>>>>>
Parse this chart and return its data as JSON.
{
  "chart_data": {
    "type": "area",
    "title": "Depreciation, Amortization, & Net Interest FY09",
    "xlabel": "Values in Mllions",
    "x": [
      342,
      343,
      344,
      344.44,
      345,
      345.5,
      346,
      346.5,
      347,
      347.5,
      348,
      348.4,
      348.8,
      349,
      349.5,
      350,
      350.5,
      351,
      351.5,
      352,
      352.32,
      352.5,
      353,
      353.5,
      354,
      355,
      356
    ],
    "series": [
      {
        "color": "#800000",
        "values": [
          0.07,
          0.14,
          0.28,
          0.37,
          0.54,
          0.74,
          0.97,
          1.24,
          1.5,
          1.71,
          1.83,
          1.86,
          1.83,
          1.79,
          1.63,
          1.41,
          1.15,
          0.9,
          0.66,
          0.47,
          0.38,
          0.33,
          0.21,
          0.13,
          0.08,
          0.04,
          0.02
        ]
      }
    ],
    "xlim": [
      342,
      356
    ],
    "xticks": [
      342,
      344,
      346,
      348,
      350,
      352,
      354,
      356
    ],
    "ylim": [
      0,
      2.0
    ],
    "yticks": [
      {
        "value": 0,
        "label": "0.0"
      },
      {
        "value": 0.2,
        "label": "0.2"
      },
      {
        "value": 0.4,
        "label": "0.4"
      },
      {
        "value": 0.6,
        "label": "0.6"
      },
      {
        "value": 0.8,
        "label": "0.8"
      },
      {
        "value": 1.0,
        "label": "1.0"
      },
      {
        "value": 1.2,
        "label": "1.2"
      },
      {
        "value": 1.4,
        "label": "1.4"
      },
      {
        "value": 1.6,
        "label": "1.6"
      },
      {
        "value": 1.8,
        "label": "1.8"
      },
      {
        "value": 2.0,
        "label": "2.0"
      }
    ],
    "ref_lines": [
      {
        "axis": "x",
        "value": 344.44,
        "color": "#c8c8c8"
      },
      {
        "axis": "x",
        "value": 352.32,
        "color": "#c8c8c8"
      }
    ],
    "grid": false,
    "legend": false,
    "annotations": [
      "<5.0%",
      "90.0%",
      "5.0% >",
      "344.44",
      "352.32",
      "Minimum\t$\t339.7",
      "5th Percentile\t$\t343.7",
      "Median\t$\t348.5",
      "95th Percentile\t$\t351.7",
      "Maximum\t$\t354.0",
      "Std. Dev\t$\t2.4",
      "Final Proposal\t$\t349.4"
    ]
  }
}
<<<<<
#### [What the task asks]
Reproduce the complete set of lines precisely as supplied.

#### [In response]
Parse this chart and return its data as JSON.
{
  "chart_data": {
    "type": "area",
    "title": "Depreciation, Amortization, & Net Interest FY09",
    "xlabel": "Values in Mllions",
    "x": [
      342,
      343,
      344,
      344.44,
      345,
      345.5,
      346,
      346.5,
      347,
      347.5,
      348,
      348.4,
      348.8,
      349,
      349.5,
      350,
      350.5,
      351,
      351.5,
      352,
      352.32,
      352.5,
      353,
      353.5,
      354,
      355,
      356
    ],
    "series": [
      {
        "color": "#800000",
        "values": [
          0.07,
          0.14,
          0.28,
          0.37,
          0.54,
          0.74,
          0.97,
          1.24,
          1.5,
          1.71,
          1.83,
          1.86,
          1.83,
          1.79,
          1.63,
          1.41,
          1.15,
          0.9,
          0.66,
          0.47,
          0.38,
          0.33,
          0.21,
          0.13,
          0.08,
          0.04,
          0.02
        ]
      }
    ],
    "xlim": [
      342,
      356
    ],
    "xticks": [
      342,
      344,
      346,
      348,
      350,
      352,
      354,
      356
    ],
    "ylim": [
      0,
      2.0
    ],
    "yticks": [
      {
        "value": 0,
        "label": "0.0"
      },
      {
        "value": 0.2,
        "label": "0.2"
      },
      {
        "value": 0.4,
        "label": "0.4"
      },
      {
        "value": 0.6,
        "label": "0.6"
      },
      {
        "value": 0.8,
        "label": "0.8"
      },
      {
        "value": 1.0,
        "label": "1.0"
      },
      {
        "value": 1.2,
        "label": "1.2"
      },
      {
        "value": 1.4,
        "label": "1.4"
      },
      {
        "value": 1.6,
        "label": "1.6"
      },
      {
        "value": 1.8,
        "label": "1.8"
      },
      {
        "value": 2.0,
        "label": "2.0"
      }
    ],
    "ref_lines": [
      {
        "axis": "x",
        "value": 344.44,
        "color": "#c8c8c8"
      },
      {
        "axis": "x",
        "value": 352.32,
        "color": "#c8c8c8"
      }
    ],
    "grid": false,
    "legend": false,
    "annotations": [
      "<5.0%",
      "90.0%",
      "5.0% >",
      "344.44",
      "352.32",
      "Minimum\t$\t339.7",
      "5th Percentile\t$\t343.7",
      "Median\t$\t348.5",
      "95th Percentile\t$\t351.7",
      "Maximum\t$\t354.0",
      "Std. Dev\t$\t2.4",
      "Final Proposal\t$\t349.4"
    ]
  }
}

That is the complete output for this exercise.